GIVEN REQUEST: Recast the entries from the line containing "action-count: 4 <box>935 529 959 573</box>" down to the line containing "action-count: 7 <box>1213 529 1236 573</box>", both included, as a numbered list with blank lines omitted.

Boxed element entries:
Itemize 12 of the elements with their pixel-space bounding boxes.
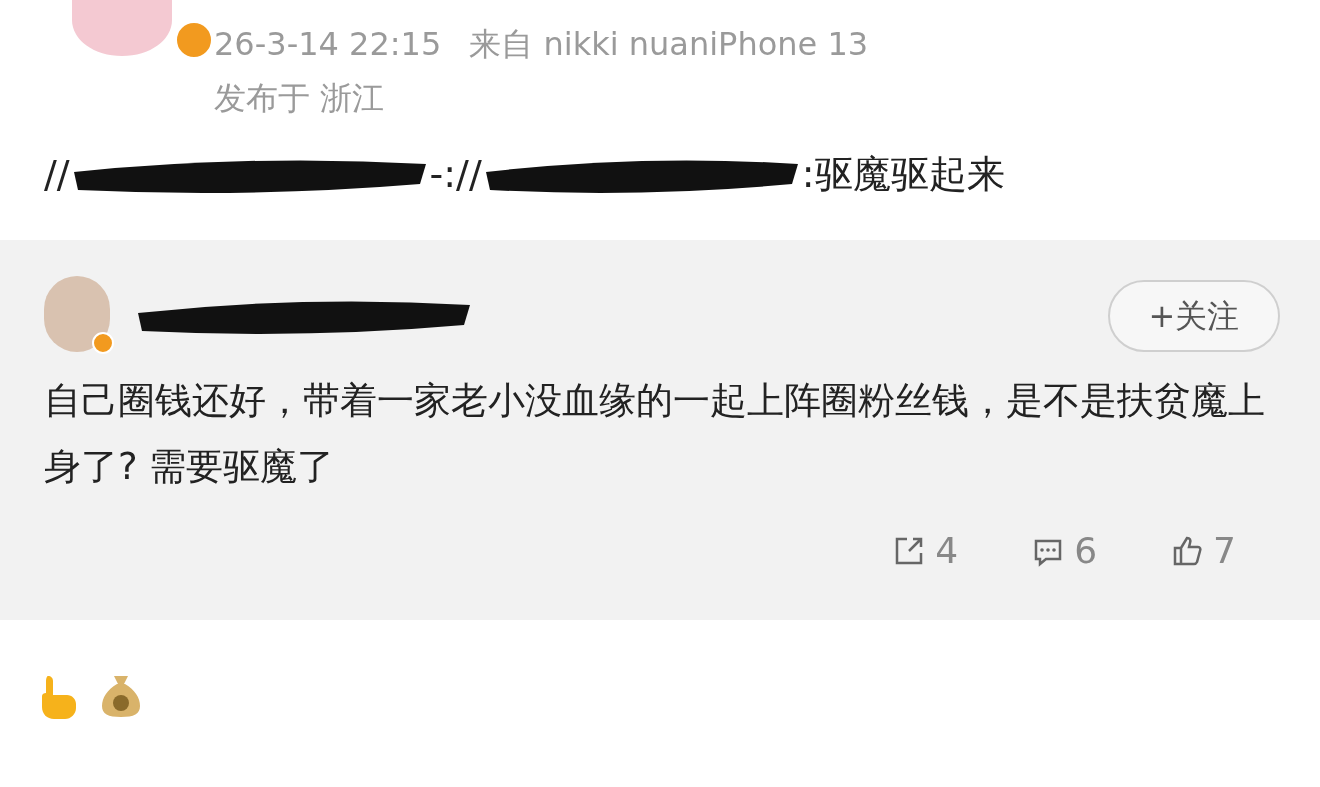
action-count: 4 <box>935 529 959 573</box>
action-count: 6 <box>1074 529 1098 573</box>
post-time: 26-3-14 22:15 <box>214 24 442 65</box>
post-source: 来自 nikki nuaniPhone 13 <box>469 24 869 65</box>
verified-badge-icon <box>92 332 114 354</box>
action-count: 7 <box>1213 529 1236 573</box>
repost-text: -:// <box>429 151 482 198</box>
repost-text: :驱魔驱起来 <box>801 151 1005 198</box>
comment-text: 自己圈钱还好，带着一家老小没血缘的一起上阵圈粉丝钱，是不是扶贫魔上身了? 需要驱魔了 <box>44 378 1266 490</box>
post-location: 发布于 浙江 <box>214 78 386 119</box>
follow-button[interactable]: +关注 <box>1108 280 1280 352</box>
repost-text: // <box>44 151 70 198</box>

EXERCISE OUTPUT:
1. action-count: 4 <box>935 529 959 573</box>
2. action-count: 6 <box>1074 529 1098 573</box>
3. post-time: 26-3-14 22:15 <box>214 24 442 65</box>
4. post-source: 来自 nikki nuaniPhone 13 <box>469 24 869 65</box>
5. verified-badge-icon <box>92 332 114 354</box>
6. action-count: 7 <box>1213 529 1236 573</box>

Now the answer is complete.